— START Records supplied —
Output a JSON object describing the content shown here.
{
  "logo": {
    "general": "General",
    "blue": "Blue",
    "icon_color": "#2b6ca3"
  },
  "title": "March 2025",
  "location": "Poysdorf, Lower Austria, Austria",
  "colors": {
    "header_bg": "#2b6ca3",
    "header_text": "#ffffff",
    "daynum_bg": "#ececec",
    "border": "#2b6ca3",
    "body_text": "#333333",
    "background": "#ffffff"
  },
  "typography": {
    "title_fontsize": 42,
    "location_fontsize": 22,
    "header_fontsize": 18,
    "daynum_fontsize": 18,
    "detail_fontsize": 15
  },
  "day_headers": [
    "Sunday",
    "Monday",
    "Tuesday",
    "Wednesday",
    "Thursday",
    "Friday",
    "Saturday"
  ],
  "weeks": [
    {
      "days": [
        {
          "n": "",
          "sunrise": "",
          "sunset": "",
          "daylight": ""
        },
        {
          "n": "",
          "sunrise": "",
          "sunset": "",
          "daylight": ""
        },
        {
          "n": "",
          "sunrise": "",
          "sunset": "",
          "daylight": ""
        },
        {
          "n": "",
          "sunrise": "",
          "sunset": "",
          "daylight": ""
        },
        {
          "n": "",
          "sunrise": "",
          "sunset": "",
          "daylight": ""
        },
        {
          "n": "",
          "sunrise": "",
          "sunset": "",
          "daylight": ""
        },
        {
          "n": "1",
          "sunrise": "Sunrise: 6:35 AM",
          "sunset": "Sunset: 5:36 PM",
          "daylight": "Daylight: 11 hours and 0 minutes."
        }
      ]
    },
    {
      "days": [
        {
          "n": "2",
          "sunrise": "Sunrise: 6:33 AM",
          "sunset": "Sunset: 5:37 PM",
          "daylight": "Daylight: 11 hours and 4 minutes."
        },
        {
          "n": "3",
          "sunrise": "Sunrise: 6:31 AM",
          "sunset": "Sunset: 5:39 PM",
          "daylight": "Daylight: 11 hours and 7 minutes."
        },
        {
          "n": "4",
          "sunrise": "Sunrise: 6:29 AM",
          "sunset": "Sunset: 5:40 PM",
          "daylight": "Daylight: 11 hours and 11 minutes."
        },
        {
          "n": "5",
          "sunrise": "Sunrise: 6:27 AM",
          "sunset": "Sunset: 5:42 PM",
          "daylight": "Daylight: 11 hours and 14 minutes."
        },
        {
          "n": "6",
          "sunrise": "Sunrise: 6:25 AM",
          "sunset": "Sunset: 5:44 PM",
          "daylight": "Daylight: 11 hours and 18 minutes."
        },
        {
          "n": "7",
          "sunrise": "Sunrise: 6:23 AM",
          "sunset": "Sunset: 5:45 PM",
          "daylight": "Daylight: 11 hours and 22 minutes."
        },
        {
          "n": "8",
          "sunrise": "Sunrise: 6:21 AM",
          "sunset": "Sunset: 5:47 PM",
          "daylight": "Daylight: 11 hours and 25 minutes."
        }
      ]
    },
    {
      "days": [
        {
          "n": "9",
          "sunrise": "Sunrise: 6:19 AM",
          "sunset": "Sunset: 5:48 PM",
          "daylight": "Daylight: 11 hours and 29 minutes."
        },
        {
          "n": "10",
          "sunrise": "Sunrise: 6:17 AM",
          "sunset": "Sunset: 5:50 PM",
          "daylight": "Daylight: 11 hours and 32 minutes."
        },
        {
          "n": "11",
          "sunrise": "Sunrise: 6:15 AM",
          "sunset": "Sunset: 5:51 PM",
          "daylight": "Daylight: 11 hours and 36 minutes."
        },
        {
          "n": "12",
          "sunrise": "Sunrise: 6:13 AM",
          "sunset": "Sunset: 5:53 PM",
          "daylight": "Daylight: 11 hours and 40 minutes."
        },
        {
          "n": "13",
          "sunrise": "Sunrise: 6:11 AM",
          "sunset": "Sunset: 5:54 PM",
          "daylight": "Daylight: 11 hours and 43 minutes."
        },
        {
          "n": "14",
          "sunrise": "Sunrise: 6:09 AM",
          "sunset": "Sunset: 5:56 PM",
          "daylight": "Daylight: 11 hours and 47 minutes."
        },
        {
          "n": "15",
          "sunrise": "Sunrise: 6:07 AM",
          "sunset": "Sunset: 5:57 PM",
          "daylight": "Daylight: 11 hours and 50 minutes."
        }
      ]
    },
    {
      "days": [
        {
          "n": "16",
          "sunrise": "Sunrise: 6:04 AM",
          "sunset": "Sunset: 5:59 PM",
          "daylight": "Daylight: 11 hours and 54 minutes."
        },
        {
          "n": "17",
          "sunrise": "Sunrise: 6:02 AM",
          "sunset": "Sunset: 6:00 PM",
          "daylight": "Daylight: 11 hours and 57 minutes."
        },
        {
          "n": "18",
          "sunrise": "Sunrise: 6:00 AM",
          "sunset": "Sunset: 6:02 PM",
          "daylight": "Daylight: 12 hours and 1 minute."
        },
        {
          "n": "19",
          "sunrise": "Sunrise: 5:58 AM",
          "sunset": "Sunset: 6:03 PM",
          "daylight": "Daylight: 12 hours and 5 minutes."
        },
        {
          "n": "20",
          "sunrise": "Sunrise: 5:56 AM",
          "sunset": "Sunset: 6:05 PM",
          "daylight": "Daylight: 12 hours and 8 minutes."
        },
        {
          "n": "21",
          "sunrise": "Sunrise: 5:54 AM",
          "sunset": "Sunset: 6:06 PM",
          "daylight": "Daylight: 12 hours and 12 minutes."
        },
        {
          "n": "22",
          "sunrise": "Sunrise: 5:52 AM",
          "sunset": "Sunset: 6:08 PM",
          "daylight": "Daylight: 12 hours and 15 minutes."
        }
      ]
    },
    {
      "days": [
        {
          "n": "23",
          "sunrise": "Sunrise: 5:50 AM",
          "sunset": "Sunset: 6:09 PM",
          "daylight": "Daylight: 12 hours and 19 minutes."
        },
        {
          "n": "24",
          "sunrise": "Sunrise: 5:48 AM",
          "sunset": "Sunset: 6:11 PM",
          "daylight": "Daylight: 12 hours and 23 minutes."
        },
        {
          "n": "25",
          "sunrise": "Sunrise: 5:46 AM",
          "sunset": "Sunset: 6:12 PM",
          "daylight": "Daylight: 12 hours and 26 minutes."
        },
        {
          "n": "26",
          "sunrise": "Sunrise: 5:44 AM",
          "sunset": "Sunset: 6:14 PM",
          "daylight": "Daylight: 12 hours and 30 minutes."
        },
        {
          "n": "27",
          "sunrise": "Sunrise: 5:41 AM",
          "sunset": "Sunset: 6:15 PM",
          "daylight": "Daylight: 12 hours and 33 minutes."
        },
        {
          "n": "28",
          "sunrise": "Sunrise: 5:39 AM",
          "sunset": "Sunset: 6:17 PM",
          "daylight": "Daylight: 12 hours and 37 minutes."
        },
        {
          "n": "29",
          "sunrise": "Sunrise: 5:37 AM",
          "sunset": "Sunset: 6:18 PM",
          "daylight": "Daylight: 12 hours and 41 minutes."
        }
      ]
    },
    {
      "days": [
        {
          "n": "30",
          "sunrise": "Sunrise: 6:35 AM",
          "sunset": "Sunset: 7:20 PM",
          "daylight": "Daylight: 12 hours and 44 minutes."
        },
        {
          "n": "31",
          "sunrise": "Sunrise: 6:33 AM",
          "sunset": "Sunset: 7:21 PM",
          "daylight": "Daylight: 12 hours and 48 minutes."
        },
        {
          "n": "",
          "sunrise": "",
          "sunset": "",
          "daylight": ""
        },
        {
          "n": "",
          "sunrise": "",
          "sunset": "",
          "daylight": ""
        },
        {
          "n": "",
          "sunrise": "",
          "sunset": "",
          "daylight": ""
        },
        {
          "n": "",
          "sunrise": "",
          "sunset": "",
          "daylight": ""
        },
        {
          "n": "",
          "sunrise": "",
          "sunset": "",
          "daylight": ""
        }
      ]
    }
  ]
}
— END Records supplied —
Short exercise
Reply with nothing but the number of lines in the data above that contain "ffffff".

Problem solution
2